▸ **Trecho selecionado**
Os dois se afastaram, foram até o rio, beberam água (enquanto estavam bebendo água, o leão reparou que o rato estava sujando a água que ele bebia) e ficaram um tempo. Voltaram e verificam que o burro tinha feito um trabalho extremamente meticuloso, dividindo a caça em três partes absolutamente iguais. Assim que viu os dois voltando, o burro perguntou ao leão:

– Pronto, compadre leão, ai está: que acha da patilha?

O leão não disse uma palavra. Deu uma violenta patada na nuca do burro, prostrando-o no chão, morto.

Sorrido, o leão voltou-se para o rato e disse:

– Compadre rato, lamento muito, mas tenho a impressão de que concorda em que não podíamos suportar a presença de tamanha inaptidão e borrice. Desculpe eu ter perdido a paciência, mas não havia outra coisa a fazer. Há muito que eu não suportava mais o compadre burro. Me faça um favor agora – divida você o bolo da caça, incluindo, por favor, o corpo do compadre burro. Vou até o rio, novamente, deixando-lhe calma para uma deliberação sensata.

▸ **Partes do exercício**
• a. Transcreva, da história do leão, do rato e do burro, o trecho que vai de "Sorrido, o leão" até "uma deliberação sensata.", inclusive.
• b. Prossiga com a história do leão, do rato e do burro a partir da última frase apresentada.

▸ **Dados fornecidos**
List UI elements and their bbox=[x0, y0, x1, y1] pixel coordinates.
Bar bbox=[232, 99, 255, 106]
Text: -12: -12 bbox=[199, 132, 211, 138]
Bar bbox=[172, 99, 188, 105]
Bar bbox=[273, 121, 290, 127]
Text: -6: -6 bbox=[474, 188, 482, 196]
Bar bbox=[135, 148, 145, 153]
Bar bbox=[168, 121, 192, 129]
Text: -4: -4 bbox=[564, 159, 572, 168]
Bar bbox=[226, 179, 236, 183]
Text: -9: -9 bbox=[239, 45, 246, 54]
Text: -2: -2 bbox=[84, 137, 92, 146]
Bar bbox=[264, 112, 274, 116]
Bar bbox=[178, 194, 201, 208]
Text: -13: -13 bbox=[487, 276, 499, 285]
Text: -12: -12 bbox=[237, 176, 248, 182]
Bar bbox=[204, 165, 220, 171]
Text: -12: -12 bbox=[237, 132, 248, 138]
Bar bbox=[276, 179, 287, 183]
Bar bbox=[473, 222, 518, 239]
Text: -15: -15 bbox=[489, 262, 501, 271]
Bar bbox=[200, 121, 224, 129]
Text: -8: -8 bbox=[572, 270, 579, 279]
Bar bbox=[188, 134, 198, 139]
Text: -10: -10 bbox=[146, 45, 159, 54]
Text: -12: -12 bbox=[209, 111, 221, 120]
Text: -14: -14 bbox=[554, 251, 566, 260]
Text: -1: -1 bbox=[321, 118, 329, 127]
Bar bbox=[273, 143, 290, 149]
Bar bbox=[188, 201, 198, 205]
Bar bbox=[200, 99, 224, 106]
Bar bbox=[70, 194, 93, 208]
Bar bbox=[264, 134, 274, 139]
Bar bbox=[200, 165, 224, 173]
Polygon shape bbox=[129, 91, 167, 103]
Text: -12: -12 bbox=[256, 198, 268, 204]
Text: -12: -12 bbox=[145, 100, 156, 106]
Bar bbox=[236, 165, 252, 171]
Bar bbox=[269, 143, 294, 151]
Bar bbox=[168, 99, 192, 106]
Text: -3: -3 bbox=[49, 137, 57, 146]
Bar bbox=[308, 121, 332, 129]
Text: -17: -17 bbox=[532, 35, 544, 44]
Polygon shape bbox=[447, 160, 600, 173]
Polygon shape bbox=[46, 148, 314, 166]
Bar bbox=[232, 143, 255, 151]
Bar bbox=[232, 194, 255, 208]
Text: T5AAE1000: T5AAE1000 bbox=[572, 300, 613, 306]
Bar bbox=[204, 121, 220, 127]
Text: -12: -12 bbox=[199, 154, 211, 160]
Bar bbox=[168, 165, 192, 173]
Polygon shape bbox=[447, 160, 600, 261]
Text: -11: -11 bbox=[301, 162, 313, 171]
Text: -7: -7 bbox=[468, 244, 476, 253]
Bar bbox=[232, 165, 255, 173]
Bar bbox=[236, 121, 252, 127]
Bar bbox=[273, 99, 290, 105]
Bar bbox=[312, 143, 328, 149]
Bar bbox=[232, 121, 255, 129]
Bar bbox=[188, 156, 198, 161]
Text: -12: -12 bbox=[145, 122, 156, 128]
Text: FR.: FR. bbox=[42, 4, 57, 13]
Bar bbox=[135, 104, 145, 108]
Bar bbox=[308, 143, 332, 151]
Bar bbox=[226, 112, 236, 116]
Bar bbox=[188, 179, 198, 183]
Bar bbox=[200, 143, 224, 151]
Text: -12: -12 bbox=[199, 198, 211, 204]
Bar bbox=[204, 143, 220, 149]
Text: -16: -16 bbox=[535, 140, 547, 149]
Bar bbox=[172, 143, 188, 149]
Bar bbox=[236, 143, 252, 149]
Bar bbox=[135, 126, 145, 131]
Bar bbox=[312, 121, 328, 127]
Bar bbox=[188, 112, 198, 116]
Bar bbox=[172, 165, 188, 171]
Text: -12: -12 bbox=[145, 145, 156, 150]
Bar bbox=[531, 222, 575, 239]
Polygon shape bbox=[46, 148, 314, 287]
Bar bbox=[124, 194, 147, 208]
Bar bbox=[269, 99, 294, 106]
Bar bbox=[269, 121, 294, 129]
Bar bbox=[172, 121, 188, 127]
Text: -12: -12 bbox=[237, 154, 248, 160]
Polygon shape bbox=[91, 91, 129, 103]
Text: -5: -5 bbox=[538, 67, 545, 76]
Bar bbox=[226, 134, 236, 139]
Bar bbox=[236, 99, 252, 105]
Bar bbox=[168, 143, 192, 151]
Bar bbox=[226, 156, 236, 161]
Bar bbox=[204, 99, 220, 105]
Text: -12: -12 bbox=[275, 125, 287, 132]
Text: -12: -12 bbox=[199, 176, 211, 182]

▸ **Resultados do exercício**
• a.
Sorrido, o leão voltou-se para o rato e disse:

– Compadre rato, lamento muito, mas tenho a impressão de que concorda em que não podíamos suportar a presença de tamanha inaptidão e borrice. Desculpe eu ter perdido a paciência, mas não havia outra coisa a fazer. Há muito que eu não suportava mais o compadre burro. Me faça um favor agora – divida você o bolo da caça, incluindo, por favor, o corpo do compadre burro. Vou até o rio, novamente, deixando-lhe calma para uma deliberação sensata.

• b.
Mal o leão se afastou, o rato não teve a menor dúvida. Dividiu o monte de caça em dois: de um lado, toda a caça, inclusive o corpo do burro. Do outro, apenas um ratinho cinza (os ratos devem se contentar em se alimentar de ratos. Como diziam os latinos: Similia similibus curantur) morto por acaso. O leão ainda não tinha chegado ao rio, quando o rato o chamou:

– Compadre leão, está pronta a partilha!

O leão, vendo a caça dividida de maneira tão justa, não pôde deixar de cumprimentar o rato:

– Maravilhoso, meu caro compadre, maravilhoso! Como você chegou tão depressão a uma partilha tão certa?

E o rato respondeu:

– Muito simples. Estabeleci uma relação matemática entre seu tamanho e o meu – é claro que você precisa comer muito mais. Tracei uma comparação entre a sua força e a minha – é claro que você precisa de muito maior volume de alimentação do que eu. Comparei, ponderadamente, sua posição na floresta com a minha – e, evidentemente, a partilha só podia ser esta. Além do que, sou um intelectual, sou todo espírito!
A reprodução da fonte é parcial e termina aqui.